TASK INSTRUCTIONS: How many lines of the data include the string "heading"? State the number and nothing else.

TASK INPUTS:
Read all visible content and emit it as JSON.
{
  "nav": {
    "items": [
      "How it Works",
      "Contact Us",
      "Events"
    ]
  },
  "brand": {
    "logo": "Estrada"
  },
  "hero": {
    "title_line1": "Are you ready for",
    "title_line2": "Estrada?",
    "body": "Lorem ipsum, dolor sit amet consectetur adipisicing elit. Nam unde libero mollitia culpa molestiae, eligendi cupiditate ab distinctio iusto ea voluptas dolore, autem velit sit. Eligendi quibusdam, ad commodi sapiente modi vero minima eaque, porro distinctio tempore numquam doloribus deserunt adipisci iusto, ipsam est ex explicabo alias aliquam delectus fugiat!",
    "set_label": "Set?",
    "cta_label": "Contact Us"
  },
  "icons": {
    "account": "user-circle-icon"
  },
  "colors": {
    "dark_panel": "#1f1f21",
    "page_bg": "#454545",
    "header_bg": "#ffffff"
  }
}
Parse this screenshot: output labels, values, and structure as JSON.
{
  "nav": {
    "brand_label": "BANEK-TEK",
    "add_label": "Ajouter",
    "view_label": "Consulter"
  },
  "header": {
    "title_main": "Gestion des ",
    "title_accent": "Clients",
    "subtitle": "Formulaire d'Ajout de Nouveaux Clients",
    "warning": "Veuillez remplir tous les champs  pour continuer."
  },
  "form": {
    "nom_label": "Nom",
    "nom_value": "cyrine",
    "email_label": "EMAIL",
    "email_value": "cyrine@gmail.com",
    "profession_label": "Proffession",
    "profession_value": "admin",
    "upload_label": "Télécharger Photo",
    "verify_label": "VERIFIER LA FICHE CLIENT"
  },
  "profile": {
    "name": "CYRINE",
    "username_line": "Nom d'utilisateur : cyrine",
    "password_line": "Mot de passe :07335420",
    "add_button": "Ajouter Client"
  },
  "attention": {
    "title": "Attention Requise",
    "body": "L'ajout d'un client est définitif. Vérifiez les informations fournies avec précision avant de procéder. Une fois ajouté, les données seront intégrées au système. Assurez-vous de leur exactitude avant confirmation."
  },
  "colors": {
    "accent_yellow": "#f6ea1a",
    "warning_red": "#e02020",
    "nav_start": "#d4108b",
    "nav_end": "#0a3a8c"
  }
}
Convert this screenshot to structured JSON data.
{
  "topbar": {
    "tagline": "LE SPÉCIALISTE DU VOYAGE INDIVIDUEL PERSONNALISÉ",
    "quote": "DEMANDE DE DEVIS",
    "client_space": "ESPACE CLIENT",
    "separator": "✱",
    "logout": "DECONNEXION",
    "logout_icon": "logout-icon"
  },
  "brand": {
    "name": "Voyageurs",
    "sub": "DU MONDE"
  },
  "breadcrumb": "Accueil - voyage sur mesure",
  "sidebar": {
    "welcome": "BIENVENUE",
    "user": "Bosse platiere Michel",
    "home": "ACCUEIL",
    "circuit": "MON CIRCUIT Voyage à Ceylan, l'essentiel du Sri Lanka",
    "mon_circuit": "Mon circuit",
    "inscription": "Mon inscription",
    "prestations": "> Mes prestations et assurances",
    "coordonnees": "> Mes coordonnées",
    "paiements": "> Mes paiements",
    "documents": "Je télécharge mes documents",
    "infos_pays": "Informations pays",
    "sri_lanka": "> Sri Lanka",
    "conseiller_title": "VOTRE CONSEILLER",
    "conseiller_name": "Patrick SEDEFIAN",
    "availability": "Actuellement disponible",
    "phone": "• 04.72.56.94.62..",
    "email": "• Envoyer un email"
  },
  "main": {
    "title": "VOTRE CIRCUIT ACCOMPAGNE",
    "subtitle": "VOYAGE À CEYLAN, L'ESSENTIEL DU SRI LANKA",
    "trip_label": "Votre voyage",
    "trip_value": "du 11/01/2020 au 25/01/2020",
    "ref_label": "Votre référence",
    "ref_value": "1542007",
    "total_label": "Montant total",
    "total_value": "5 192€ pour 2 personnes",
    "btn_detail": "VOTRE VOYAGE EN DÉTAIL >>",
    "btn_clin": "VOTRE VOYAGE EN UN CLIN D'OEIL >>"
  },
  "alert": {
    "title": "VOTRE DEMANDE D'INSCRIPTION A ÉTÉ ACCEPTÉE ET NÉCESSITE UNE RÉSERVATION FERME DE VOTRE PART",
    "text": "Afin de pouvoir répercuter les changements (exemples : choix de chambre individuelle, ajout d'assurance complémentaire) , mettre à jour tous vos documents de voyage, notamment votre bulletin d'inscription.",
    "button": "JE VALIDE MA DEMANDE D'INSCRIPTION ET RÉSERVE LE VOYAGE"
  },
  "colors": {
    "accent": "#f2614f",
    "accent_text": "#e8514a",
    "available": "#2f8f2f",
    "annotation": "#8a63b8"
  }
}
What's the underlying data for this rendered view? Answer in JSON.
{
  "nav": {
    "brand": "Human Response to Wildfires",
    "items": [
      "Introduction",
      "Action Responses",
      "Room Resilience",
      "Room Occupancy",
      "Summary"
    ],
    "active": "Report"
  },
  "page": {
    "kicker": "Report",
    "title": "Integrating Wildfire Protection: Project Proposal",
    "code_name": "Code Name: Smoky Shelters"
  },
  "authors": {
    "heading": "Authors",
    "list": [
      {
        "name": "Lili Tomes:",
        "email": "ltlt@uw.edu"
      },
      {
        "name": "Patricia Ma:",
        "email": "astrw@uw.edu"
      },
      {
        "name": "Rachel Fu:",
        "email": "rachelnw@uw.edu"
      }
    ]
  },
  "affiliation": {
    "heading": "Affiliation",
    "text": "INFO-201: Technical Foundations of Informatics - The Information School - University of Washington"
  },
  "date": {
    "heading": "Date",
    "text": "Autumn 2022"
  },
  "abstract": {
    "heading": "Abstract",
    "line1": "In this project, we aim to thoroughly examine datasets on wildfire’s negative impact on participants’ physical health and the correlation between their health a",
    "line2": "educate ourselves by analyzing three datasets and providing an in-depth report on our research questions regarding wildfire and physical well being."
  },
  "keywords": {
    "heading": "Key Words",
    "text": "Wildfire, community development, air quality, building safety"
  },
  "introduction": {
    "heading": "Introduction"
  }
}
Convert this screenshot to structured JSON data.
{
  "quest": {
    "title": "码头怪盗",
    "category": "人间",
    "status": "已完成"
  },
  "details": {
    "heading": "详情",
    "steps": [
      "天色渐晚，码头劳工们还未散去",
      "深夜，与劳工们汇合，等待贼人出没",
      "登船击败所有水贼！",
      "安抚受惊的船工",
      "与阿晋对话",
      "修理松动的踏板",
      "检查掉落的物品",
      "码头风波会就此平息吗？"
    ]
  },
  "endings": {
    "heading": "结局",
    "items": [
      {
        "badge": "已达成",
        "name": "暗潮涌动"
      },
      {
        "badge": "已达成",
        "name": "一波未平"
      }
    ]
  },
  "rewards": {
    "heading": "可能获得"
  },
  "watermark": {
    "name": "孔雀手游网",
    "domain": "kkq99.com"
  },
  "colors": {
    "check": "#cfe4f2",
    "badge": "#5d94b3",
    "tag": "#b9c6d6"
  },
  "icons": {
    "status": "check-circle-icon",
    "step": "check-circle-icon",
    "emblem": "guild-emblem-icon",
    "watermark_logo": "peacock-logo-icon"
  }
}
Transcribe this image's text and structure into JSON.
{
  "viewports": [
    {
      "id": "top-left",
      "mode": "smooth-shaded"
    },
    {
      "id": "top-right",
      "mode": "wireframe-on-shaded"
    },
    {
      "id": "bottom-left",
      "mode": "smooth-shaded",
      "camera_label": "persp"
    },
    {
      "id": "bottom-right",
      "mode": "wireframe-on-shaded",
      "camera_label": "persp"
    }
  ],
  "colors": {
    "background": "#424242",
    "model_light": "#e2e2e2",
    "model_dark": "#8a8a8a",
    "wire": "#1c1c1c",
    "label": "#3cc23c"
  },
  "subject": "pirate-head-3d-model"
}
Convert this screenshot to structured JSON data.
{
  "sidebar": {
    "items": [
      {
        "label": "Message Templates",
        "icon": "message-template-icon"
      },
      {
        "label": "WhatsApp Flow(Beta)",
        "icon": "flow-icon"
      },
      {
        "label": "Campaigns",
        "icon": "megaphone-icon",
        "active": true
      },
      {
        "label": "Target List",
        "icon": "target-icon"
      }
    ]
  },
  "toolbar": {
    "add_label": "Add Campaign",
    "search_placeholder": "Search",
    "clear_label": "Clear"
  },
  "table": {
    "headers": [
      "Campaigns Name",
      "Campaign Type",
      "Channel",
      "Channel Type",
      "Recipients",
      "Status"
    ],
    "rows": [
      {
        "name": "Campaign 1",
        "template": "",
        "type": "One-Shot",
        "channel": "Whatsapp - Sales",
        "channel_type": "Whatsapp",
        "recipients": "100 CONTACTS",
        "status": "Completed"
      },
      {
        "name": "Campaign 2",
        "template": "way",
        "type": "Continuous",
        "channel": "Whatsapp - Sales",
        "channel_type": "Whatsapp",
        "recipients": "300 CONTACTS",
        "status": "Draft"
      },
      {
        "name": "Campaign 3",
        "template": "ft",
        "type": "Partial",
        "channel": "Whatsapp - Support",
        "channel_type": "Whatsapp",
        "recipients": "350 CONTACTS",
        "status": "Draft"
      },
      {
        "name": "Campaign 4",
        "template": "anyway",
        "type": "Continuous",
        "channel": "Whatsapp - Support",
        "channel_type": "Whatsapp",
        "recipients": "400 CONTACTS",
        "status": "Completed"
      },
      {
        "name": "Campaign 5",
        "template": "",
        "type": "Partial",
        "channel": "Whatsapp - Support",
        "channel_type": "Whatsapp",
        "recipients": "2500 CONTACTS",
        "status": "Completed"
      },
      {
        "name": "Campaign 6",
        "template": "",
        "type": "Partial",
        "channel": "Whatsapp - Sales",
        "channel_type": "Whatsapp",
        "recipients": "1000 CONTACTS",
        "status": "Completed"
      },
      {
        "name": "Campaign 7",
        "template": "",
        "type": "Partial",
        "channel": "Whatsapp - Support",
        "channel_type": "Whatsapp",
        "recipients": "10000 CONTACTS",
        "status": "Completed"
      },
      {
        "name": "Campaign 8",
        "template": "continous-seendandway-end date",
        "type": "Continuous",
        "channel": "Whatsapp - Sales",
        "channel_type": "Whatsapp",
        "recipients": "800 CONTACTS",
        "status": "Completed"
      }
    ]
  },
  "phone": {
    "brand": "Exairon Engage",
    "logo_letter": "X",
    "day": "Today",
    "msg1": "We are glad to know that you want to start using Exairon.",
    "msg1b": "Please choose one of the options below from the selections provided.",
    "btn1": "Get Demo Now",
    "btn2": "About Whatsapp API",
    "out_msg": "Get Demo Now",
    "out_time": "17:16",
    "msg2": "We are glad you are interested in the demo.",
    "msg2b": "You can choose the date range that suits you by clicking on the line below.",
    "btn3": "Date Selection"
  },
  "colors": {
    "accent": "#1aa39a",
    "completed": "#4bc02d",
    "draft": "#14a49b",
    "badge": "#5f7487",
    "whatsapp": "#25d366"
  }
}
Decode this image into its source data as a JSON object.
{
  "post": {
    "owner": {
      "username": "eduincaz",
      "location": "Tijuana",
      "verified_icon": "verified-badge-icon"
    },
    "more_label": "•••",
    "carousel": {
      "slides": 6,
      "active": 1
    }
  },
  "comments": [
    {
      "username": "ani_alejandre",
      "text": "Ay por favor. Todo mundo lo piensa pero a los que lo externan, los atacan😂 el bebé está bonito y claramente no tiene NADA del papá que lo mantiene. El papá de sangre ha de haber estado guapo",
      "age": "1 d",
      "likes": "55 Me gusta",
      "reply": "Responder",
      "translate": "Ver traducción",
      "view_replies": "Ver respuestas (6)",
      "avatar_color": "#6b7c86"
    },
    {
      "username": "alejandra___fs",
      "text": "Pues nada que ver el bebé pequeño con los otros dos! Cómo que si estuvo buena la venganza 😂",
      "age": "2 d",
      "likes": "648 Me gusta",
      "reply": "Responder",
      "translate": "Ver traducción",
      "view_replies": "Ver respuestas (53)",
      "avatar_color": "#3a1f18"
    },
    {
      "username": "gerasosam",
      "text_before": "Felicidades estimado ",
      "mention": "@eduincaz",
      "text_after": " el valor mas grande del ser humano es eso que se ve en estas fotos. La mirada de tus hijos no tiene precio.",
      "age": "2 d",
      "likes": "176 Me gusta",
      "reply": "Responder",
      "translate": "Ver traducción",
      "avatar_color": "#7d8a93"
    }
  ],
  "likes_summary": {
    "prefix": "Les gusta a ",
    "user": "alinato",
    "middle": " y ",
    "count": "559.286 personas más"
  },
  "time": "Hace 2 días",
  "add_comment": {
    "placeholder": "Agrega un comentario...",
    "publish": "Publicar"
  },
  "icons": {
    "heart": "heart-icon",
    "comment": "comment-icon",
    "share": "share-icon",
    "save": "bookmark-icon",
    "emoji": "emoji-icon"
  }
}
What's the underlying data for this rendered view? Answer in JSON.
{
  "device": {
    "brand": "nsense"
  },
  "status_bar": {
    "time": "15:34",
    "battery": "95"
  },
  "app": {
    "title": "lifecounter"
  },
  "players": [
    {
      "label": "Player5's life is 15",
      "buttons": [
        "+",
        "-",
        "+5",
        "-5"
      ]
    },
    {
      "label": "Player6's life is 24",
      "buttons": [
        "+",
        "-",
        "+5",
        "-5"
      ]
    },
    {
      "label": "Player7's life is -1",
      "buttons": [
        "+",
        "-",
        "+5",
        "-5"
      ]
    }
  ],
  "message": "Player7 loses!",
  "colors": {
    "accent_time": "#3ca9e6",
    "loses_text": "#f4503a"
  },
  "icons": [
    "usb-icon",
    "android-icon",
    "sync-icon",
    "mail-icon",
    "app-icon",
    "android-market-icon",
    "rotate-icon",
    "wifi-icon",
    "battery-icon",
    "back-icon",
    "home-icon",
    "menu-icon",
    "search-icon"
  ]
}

EXPECTED ANSWER: 9